▸ WHAT TO WORK ON
Transcribe each entry below exactly. Pictures do not go in the copy.

### MATERIAL SHOWN ###

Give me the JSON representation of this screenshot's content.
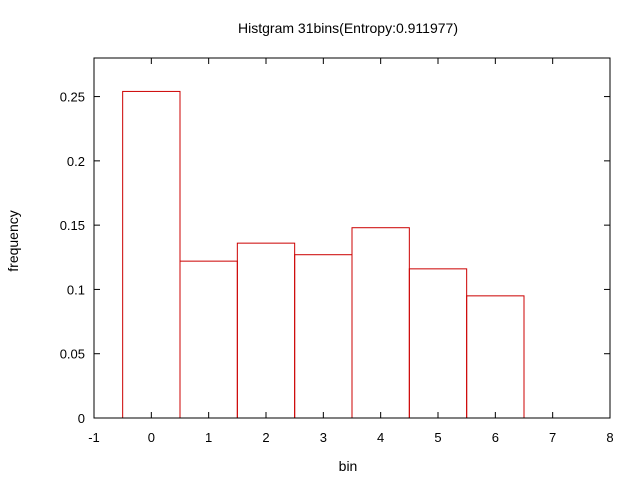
{
  "chart_data": {
    "type": "bar",
    "title": "Histgram 31bins(Entropy:0.911977)",
    "xlabel": "bin",
    "ylabel": "frequency",
    "xlim": [
      -1,
      8
    ],
    "ylim": [
      0,
      0.28
    ],
    "x_ticks": [
      "-1",
      "0",
      "1",
      "2",
      "3",
      "4",
      "5",
      "6",
      "7",
      "8"
    ],
    "y_ticks": [
      "0",
      "0.05",
      "0.1",
      "0.15",
      "0.2",
      "0.25"
    ],
    "y_tick_values": [
      0,
      0.05,
      0.1,
      0.15,
      0.2,
      0.25
    ],
    "x_tick_values": [
      -1,
      0,
      1,
      2,
      3,
      4,
      5,
      6,
      7,
      8
    ],
    "bins": [
      0,
      1,
      2,
      3,
      4,
      5,
      6
    ],
    "values": [
      0.254,
      0.122,
      0.136,
      0.127,
      0.148,
      0.116,
      0.095
    ],
    "bar_width": 1,
    "bar_color": "#cc0000",
    "grid": false,
    "legend": "none"
  }
}
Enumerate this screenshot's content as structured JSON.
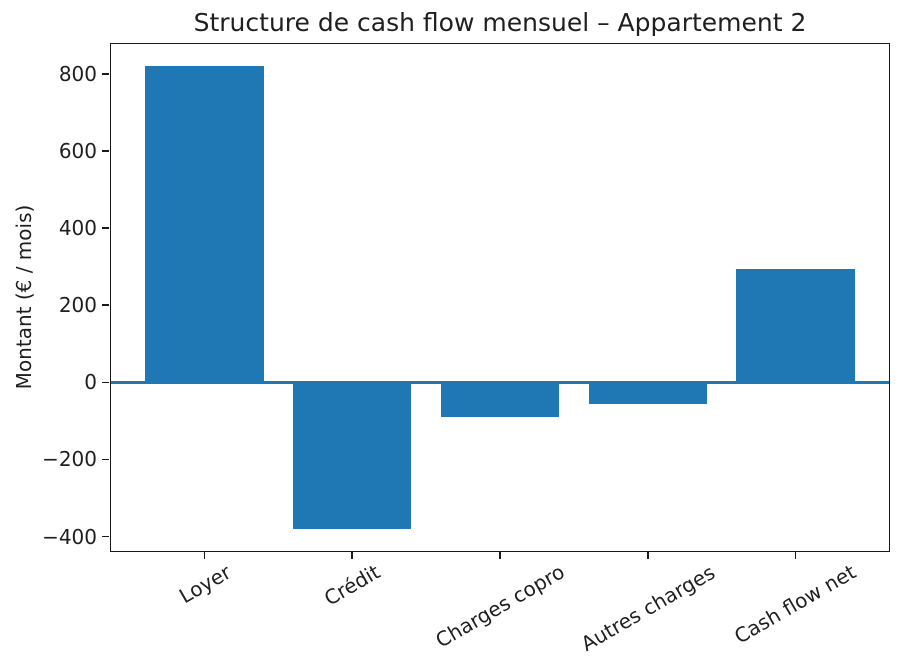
{
  "chart_data": {
    "type": "bar",
    "title": "Structure de cash flow mensuel – Appartement 2",
    "xlabel": "",
    "ylabel": "Montant (€ / mois)",
    "categories": [
      "Loyer",
      "Crédit",
      "Charges copro",
      "Autres charges",
      "Cash flow net"
    ],
    "values": [
      820,
      -380,
      -90,
      -55,
      295
    ],
    "ylim": [
      -440,
      880
    ],
    "xlim": [
      -0.64,
      4.64
    ],
    "yticks": [
      {
        "value": 800,
        "label": "800"
      },
      {
        "value": 600,
        "label": "600"
      },
      {
        "value": 400,
        "label": "400"
      },
      {
        "value": 200,
        "label": "200"
      },
      {
        "value": 0,
        "label": "0"
      },
      {
        "value": -200,
        "label": "−200"
      },
      {
        "value": -400,
        "label": "−400"
      }
    ],
    "bar_width": 0.8,
    "bar_color": "#1f77b4",
    "zero_line_color": "#1f77b4",
    "grid": false,
    "legend": "none",
    "x_tick_rotation_deg": 30,
    "background": "#ffffff",
    "text_color": "#1f1f1f"
  }
}
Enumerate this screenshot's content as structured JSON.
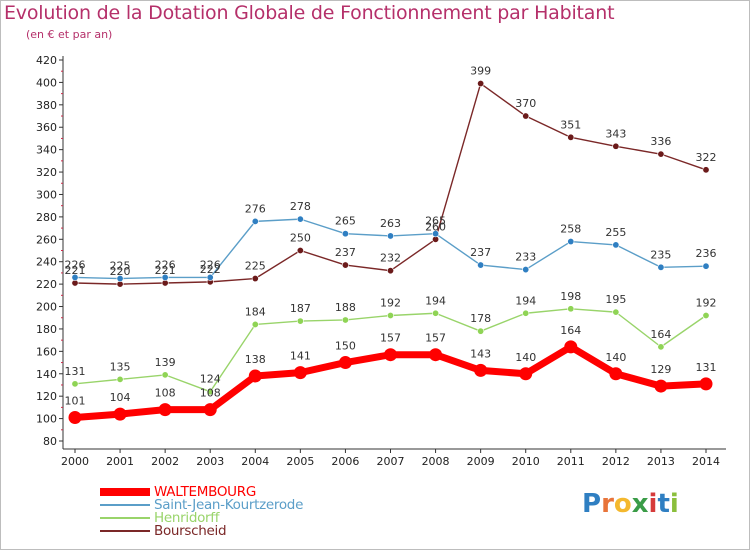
{
  "title": "Evolution de la Dotation Globale de Fonctionnement par Habitant",
  "subtitle": "(en € et par an)",
  "logo": {
    "letters": [
      {
        "ch": "P",
        "color": "#2f7fc2"
      },
      {
        "ch": "r",
        "color": "#e8743a"
      },
      {
        "ch": "o",
        "color": "#f4b82e"
      },
      {
        "ch": "x",
        "color": "#3a9c47"
      },
      {
        "ch": "i",
        "color": "#d63b3b"
      },
      {
        "ch": "t",
        "color": "#2f7fc2"
      },
      {
        "ch": "i",
        "color": "#8bbf3c"
      }
    ]
  },
  "chart_data": {
    "type": "line",
    "x": [
      "2000",
      "2001",
      "2002",
      "2003",
      "2004",
      "2005",
      "2006",
      "2007",
      "2008",
      "2009",
      "2010",
      "2011",
      "2012",
      "2013",
      "2014"
    ],
    "ylim": [
      80,
      420
    ],
    "ytick_step": 20,
    "grid": false,
    "series": [
      {
        "name": "WALTEMBOURG",
        "color": "#ff0000",
        "marker_fill": "#ff0000",
        "values": [
          101,
          104,
          108,
          108,
          138,
          141,
          150,
          157,
          157,
          143,
          140,
          164,
          140,
          129,
          131
        ]
      },
      {
        "name": "Saint-Jean-Kourtzerode",
        "color": "#5b9ec8",
        "marker_fill": "#2f7fc2",
        "values": [
          226,
          225,
          226,
          226,
          276,
          278,
          265,
          263,
          265,
          237,
          233,
          258,
          255,
          235,
          236
        ]
      },
      {
        "name": "Henridorff",
        "color": "#99d46a",
        "marker_fill": "#8fd455",
        "values": [
          131,
          135,
          139,
          124,
          184,
          187,
          188,
          192,
          194,
          178,
          194,
          198,
          195,
          164,
          192
        ]
      },
      {
        "name": "Bourscheid",
        "color": "#7b2828",
        "marker_fill": "#6b1a1a",
        "values": [
          221,
          220,
          221,
          222,
          225,
          250,
          237,
          232,
          260,
          399,
          370,
          351,
          343,
          336,
          322
        ]
      }
    ],
    "legend_position": "bottom-left"
  }
}
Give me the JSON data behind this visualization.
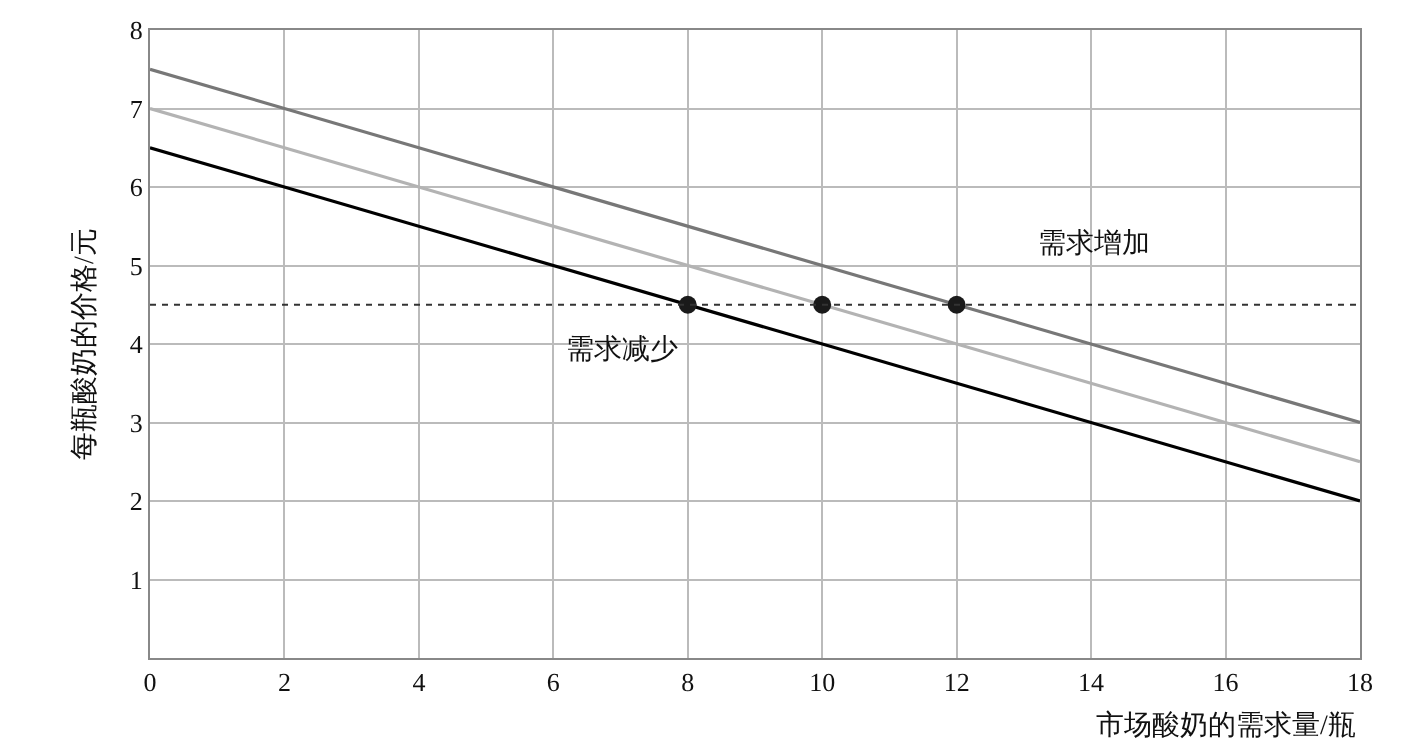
{
  "chart_data": {
    "type": "line",
    "xlabel": "市场酸奶的需求量/瓶",
    "ylabel": "每瓶酸奶的价格/元",
    "xlim": [
      0,
      18
    ],
    "xticks": [
      0,
      2,
      4,
      6,
      8,
      10,
      12,
      14,
      16,
      18
    ],
    "ylim": [
      0,
      8
    ],
    "yticks": [
      1,
      2,
      3,
      4,
      5,
      6,
      7,
      8
    ],
    "grid": true,
    "series": [
      {
        "color": "#777777",
        "x": [
          0,
          18
        ],
        "values": [
          7.5,
          3
        ]
      },
      {
        "color": "#b3b3b3",
        "x": [
          0,
          18
        ],
        "values": [
          7,
          2.5
        ]
      },
      {
        "color": "#000000",
        "x": [
          0,
          18
        ],
        "values": [
          6.5,
          2
        ]
      },
      {
        "type": "scatter",
        "marker": "circle",
        "color": "#1a1a1a",
        "x": [
          8,
          10,
          12
        ],
        "values": [
          4.5,
          4.5,
          4.5
        ]
      }
    ],
    "ref_lines": [
      {
        "axis": "y",
        "value": 4.5,
        "color": "#333333",
        "line_style": "dotted"
      }
    ],
    "annotations": [
      "需求增加",
      "需求减少"
    ]
  }
}
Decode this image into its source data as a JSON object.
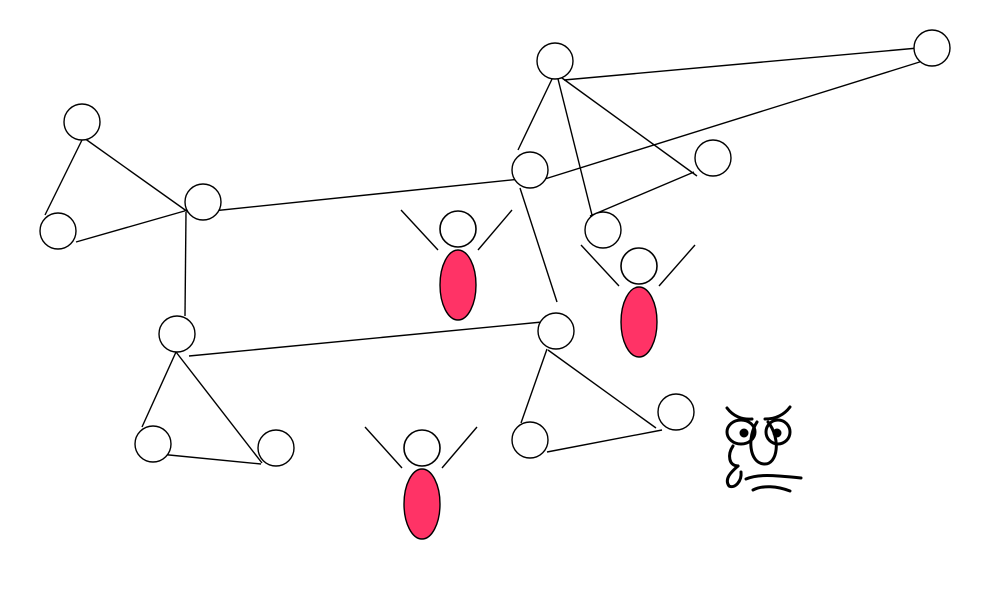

###

▸ FULL ANSWER
Give me the JSON representation of this screenshot's content.
{
  "chart_data": {
    "type": "bar",
    "title": "Histgram 31bins(Entropy:0.911977)",
    "xlabel": "bin",
    "ylabel": "frequency",
    "xlim": [
      -1,
      8
    ],
    "ylim": [
      0,
      0.28
    ],
    "x_ticks": [
      "-1",
      "0",
      "1",
      "2",
      "3",
      "4",
      "5",
      "6",
      "7",
      "8"
    ],
    "y_ticks": [
      "0",
      "0.05",
      "0.1",
      "0.15",
      "0.2",
      "0.25"
    ],
    "y_tick_values": [
      0,
      0.05,
      0.1,
      0.15,
      0.2,
      0.25
    ],
    "x_tick_values": [
      -1,
      0,
      1,
      2,
      3,
      4,
      5,
      6,
      7,
      8
    ],
    "bins": [
      0,
      1,
      2,
      3,
      4,
      5,
      6
    ],
    "values": [
      0.254,
      0.122,
      0.136,
      0.127,
      0.148,
      0.116,
      0.095
    ],
    "bar_width": 1,
    "bar_color": "#cc0000",
    "grid": false,
    "legend": "none"
  }
}
Enumerate this screenshot's content as structured JSON.
{
  "chart_data": {
    "type": "bar",
    "title": "Structure de cash flow mensuel – Appartement 2",
    "xlabel": "",
    "ylabel": "Montant (€ / mois)",
    "categories": [
      "Loyer",
      "Crédit",
      "Charges copro",
      "Autres charges",
      "Cash flow net"
    ],
    "values": [
      820,
      -380,
      -90,
      -55,
      295
    ],
    "ylim": [
      -440,
      880
    ],
    "xlim": [
      -0.64,
      4.64
    ],
    "yticks": [
      {
        "value": 800,
        "label": "800"
      },
      {
        "value": 600,
        "label": "600"
      },
      {
        "value": 400,
        "label": "400"
      },
      {
        "value": 200,
        "label": "200"
      },
      {
        "value": 0,
        "label": "0"
      },
      {
        "value": -200,
        "label": "−200"
      },
      {
        "value": -400,
        "label": "−400"
      }
    ],
    "bar_width": 0.8,
    "bar_color": "#1f77b4",
    "zero_line_color": "#1f77b4",
    "grid": false,
    "legend": "none",
    "x_tick_rotation_deg": 30,
    "background": "#ffffff",
    "text_color": "#1f1f1f"
  }
}
Enumerate this screenshot's content as structured JSON.
{
  "title": "Evolution de la Dotation Globale de Fonctionnement par Habitant",
  "subtitle": "(en € et par an)",
  "logo": {
    "letters": [
      {
        "ch": "P",
        "color": "#2f7fc2"
      },
      {
        "ch": "r",
        "color": "#e8743a"
      },
      {
        "ch": "o",
        "color": "#f4b82e"
      },
      {
        "ch": "x",
        "color": "#3a9c47"
      },
      {
        "ch": "i",
        "color": "#d63b3b"
      },
      {
        "ch": "t",
        "color": "#2f7fc2"
      },
      {
        "ch": "i",
        "color": "#8bbf3c"
      }
    ]
  },
  "chart_data": {
    "type": "line",
    "x": [
      "2000",
      "2001",
      "2002",
      "2003",
      "2004",
      "2005",
      "2006",
      "2007",
      "2008",
      "2009",
      "2010",
      "2011",
      "2012",
      "2013",
      "2014"
    ],
    "ylim": [
      80,
      420
    ],
    "ytick_step": 20,
    "grid": false,
    "series": [
      {
        "name": "WALTEMBOURG",
        "color": "#ff0000",
        "marker_fill": "#ff0000",
        "values": [
          101,
          104,
          108,
          108,
          138,
          141,
          150,
          157,
          157,
          143,
          140,
          164,
          140,
          129,
          131
        ]
      },
      {
        "name": "Saint-Jean-Kourtzerode",
        "color": "#5b9ec8",
        "marker_fill": "#2f7fc2",
        "values": [
          226,
          225,
          226,
          226,
          276,
          278,
          265,
          263,
          265,
          237,
          233,
          258,
          255,
          235,
          236
        ]
      },
      {
        "name": "Henridorff",
        "color": "#99d46a",
        "marker_fill": "#8fd455",
        "values": [
          131,
          135,
          139,
          124,
          184,
          187,
          188,
          192,
          194,
          178,
          194,
          198,
          195,
          164,
          192
        ]
      },
      {
        "name": "Bourscheid",
        "color": "#7b2828",
        "marker_fill": "#6b1a1a",
        "values": [
          221,
          220,
          221,
          222,
          225,
          250,
          237,
          232,
          260,
          399,
          370,
          351,
          343,
          336,
          322
        ]
      }
    ],
    "legend_position": "bottom-left"
  }
}
Give me the JSON data behind this visualization.
{
  "chart_data": {
    "type": "line",
    "xlabel": "市场酸奶的需求量/瓶",
    "ylabel": "每瓶酸奶的价格/元",
    "xlim": [
      0,
      18
    ],
    "xticks": [
      0,
      2,
      4,
      6,
      8,
      10,
      12,
      14,
      16,
      18
    ],
    "ylim": [
      0,
      8
    ],
    "yticks": [
      1,
      2,
      3,
      4,
      5,
      6,
      7,
      8
    ],
    "grid": true,
    "series": [
      {
        "color": "#777777",
        "x": [
          0,
          18
        ],
        "values": [
          7.5,
          3
        ]
      },
      {
        "color": "#b3b3b3",
        "x": [
          0,
          18
        ],
        "values": [
          7,
          2.5
        ]
      },
      {
        "color": "#000000",
        "x": [
          0,
          18
        ],
        "values": [
          6.5,
          2
        ]
      },
      {
        "type": "scatter",
        "marker": "circle",
        "color": "#1a1a1a",
        "x": [
          8,
          10,
          12
        ],
        "values": [
          4.5,
          4.5,
          4.5
        ]
      }
    ],
    "ref_lines": [
      {
        "axis": "y",
        "value": 4.5,
        "color": "#333333",
        "line_style": "dotted"
      }
    ],
    "annotations": [
      "需求增加",
      "需求减少"
    ]
  }
}
Decode this image into its source data as a JSON object.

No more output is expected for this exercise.